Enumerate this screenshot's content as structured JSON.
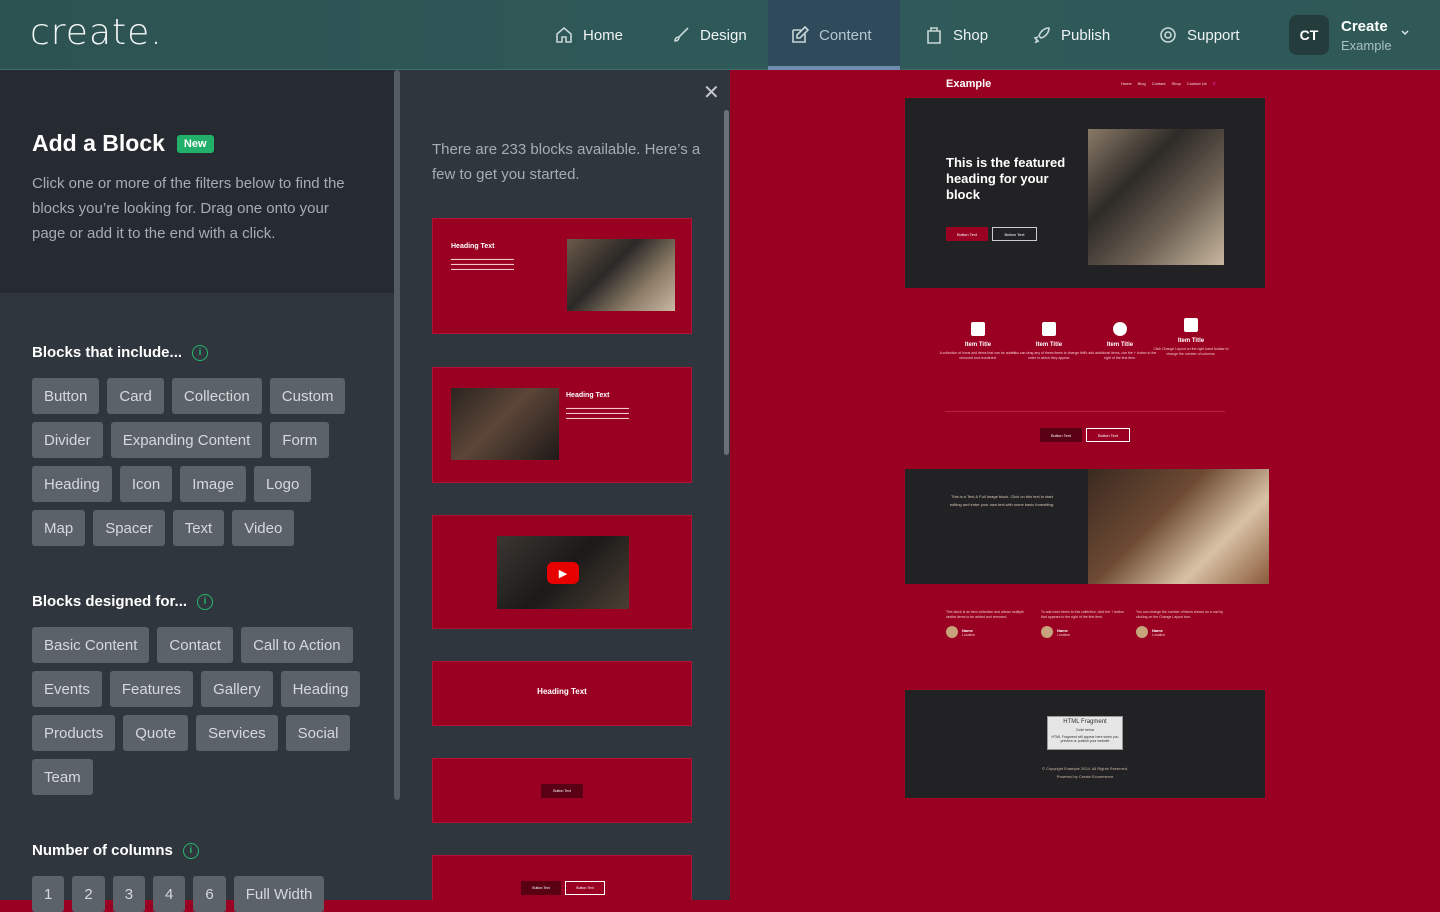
{
  "app": {
    "logo": "create."
  },
  "nav": [
    {
      "label": "Home",
      "icon": "home-icon"
    },
    {
      "label": "Design",
      "icon": "brush-icon"
    },
    {
      "label": "Content",
      "icon": "edit-icon"
    },
    {
      "label": "Shop",
      "icon": "bag-icon"
    },
    {
      "label": "Publish",
      "icon": "rocket-icon"
    },
    {
      "label": "Support",
      "icon": "lifebuoy-icon"
    }
  ],
  "user": {
    "initials": "CT",
    "name": "Create",
    "site": "Example"
  },
  "sidebar": {
    "title": "Add a Block",
    "badge": "New",
    "description": "Click one or more of the filters below to find the blocks you’re looking for. Drag one onto your page or add it to the end with a click.",
    "include_title": "Blocks that include...",
    "include_chips": [
      "Button",
      "Card",
      "Collection",
      "Custom",
      "Divider",
      "Expanding Content",
      "Form",
      "Heading",
      "Icon",
      "Image",
      "Logo",
      "Map",
      "Spacer",
      "Text",
      "Video"
    ],
    "designed_title": "Blocks designed for...",
    "designed_chips": [
      "Basic Content",
      "Contact",
      "Call to Action",
      "Events",
      "Features",
      "Gallery",
      "Heading",
      "Products",
      "Quote",
      "Services",
      "Social",
      "Team"
    ],
    "columns_title": "Number of columns",
    "columns_chips": [
      "1",
      "2",
      "3",
      "4",
      "6",
      "Full Width"
    ]
  },
  "blocks_panel": {
    "description": "There are 233 blocks available. Here’s a few to get you started.",
    "thumb1_heading": "Heading Text",
    "thumb2_heading": "Heading Text",
    "thumb4_heading": "Heading Text",
    "thumb5_button": "Button Text",
    "thumb6_button1": "Button Text",
    "thumb6_button2": "Button Text"
  },
  "preview": {
    "brand": "Example",
    "links": [
      "Home",
      "Blog",
      "Contact",
      "Shop",
      "Contact Us"
    ],
    "hero_heading": "This is the featured heading for your block",
    "hero_btn1": "Button Text",
    "hero_btn2": "Button Text",
    "features": [
      {
        "title": "Item Title",
        "text": "A collection of icons and items that can be added, removed and reordered."
      },
      {
        "title": "Item Title",
        "text": "You can drag any of these items to change the order in which they appear."
      },
      {
        "title": "Item Title",
        "text": "To add additional items, use the + button to the right of the first item."
      },
      {
        "title": "Item Title",
        "text": "Click Change Layout on the right hand toolbar to change the number of columns."
      }
    ],
    "mid_btn1": "Button Text",
    "mid_btn2": "Button Text",
    "text_image_copy": "This is a Text & Full Image block. Click on this text to start editing and enter your own text with some basic formatting.",
    "quotes": [
      {
        "text": "This block is an item collection and allows multiple similar items to be added and removed.",
        "name": "Name",
        "loc": "Location"
      },
      {
        "text": "To add more items to this collection, click the + button that appears to the right of the first item.",
        "name": "Name",
        "loc": "Location"
      },
      {
        "text": "You can change the number of items shown on a row by clicking on the Change Layout icon.",
        "name": "Name",
        "loc": "Location"
      }
    ],
    "fragment_title": "HTML Fragment",
    "fragment_sub": "Code below",
    "fragment_note": "HTML Fragment will appear here when you preview or publish your website",
    "copyright": "© Copyright Example 2024. All Rights Reserved.",
    "powered": "Powered by Create Ecommerce"
  }
}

> Given task
Return all of the entries word for word, but omit the pictures.

> Full solution
Enumerate this screenshot's content as structured JSON.
{
  "app": {
    "logo": "create."
  },
  "nav": [
    {
      "label": "Home",
      "icon": "home-icon"
    },
    {
      "label": "Design",
      "icon": "brush-icon"
    },
    {
      "label": "Content",
      "icon": "edit-icon"
    },
    {
      "label": "Shop",
      "icon": "bag-icon"
    },
    {
      "label": "Publish",
      "icon": "rocket-icon"
    },
    {
      "label": "Support",
      "icon": "lifebuoy-icon"
    }
  ],
  "user": {
    "initials": "CT",
    "name": "Create",
    "site": "Example"
  },
  "sidebar": {
    "title": "Add a Block",
    "badge": "New",
    "description": "Click one or more of the filters below to find the blocks you’re looking for. Drag one onto your page or add it to the end with a click.",
    "include_title": "Blocks that include...",
    "include_chips": [
      "Button",
      "Card",
      "Collection",
      "Custom",
      "Divider",
      "Expanding Content",
      "Form",
      "Heading",
      "Icon",
      "Image",
      "Logo",
      "Map",
      "Spacer",
      "Text",
      "Video"
    ],
    "designed_title": "Blocks designed for...",
    "designed_chips": [
      "Basic Content",
      "Contact",
      "Call to Action",
      "Events",
      "Features",
      "Gallery",
      "Heading",
      "Products",
      "Quote",
      "Services",
      "Social",
      "Team"
    ],
    "columns_title": "Number of columns",
    "columns_chips": [
      "1",
      "2",
      "3",
      "4",
      "6",
      "Full Width"
    ]
  },
  "blocks_panel": {
    "description": "There are 233 blocks available. Here’s a few to get you started.",
    "thumb1_heading": "Heading Text",
    "thumb2_heading": "Heading Text",
    "thumb4_heading": "Heading Text",
    "thumb5_button": "Button Text",
    "thumb6_button1": "Button Text",
    "thumb6_button2": "Button Text"
  },
  "preview": {
    "brand": "Example",
    "links": [
      "Home",
      "Blog",
      "Contact",
      "Shop",
      "Contact Us"
    ],
    "hero_heading": "This is the featured heading for your block",
    "hero_btn1": "Button Text",
    "hero_btn2": "Button Text",
    "features": [
      {
        "title": "Item Title",
        "text": "A collection of icons and items that can be added, removed and reordered."
      },
      {
        "title": "Item Title",
        "text": "You can drag any of these items to change the order in which they appear."
      },
      {
        "title": "Item Title",
        "text": "To add additional items, use the + button to the right of the first item."
      },
      {
        "title": "Item Title",
        "text": "Click Change Layout on the right hand toolbar to change the number of columns."
      }
    ],
    "mid_btn1": "Button Text",
    "mid_btn2": "Button Text",
    "text_image_copy": "This is a Text & Full Image block. Click on this text to start editing and enter your own text with some basic formatting.",
    "quotes": [
      {
        "text": "This block is an item collection and allows multiple similar items to be added and removed.",
        "name": "Name",
        "loc": "Location"
      },
      {
        "text": "To add more items to this collection, click the + button that appears to the right of the first item.",
        "name": "Name",
        "loc": "Location"
      },
      {
        "text": "You can change the number of items shown on a row by clicking on the Change Layout icon.",
        "name": "Name",
        "loc": "Location"
      }
    ],
    "fragment_title": "HTML Fragment",
    "fragment_sub": "Code below",
    "fragment_note": "HTML Fragment will appear here when you preview or publish your website",
    "copyright": "© Copyright Example 2024. All Rights Reserved.",
    "powered": "Powered by Create Ecommerce"
  }
}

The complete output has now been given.